§ WHAT TO PRODUCE:
Search the listing below for the string "this" and copy every line where it occurs.

Data extracted from a collection:
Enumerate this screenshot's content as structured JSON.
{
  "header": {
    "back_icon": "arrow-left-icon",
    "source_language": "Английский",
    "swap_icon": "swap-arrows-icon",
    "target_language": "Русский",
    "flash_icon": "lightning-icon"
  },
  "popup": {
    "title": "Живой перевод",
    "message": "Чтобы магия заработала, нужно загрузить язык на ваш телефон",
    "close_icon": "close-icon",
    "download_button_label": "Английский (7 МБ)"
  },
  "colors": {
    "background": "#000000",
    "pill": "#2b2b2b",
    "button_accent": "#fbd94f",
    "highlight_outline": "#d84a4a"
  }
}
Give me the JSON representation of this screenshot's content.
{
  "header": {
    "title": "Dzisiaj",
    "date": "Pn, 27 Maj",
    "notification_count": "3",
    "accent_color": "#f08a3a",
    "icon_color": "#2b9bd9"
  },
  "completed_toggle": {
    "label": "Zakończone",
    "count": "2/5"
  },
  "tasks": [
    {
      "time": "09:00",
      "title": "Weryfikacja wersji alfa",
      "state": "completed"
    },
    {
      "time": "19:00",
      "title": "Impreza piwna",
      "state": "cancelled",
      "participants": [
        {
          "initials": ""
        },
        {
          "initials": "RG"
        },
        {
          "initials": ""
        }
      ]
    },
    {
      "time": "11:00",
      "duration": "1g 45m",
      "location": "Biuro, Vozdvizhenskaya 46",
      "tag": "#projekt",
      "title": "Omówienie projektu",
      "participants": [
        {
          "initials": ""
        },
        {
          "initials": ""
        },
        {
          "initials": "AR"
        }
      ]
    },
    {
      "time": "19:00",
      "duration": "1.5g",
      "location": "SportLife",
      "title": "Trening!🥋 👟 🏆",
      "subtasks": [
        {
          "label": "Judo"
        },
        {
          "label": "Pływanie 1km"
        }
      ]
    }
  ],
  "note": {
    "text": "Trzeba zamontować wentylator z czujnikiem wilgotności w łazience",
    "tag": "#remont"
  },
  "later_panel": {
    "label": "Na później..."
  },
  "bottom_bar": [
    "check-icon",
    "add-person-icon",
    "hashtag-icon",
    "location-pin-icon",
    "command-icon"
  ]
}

§ WRITTEN SOLUTION:
Enumerate this screenshot's content as structured JSON.
Give me the JSON representation of this screenshot's content.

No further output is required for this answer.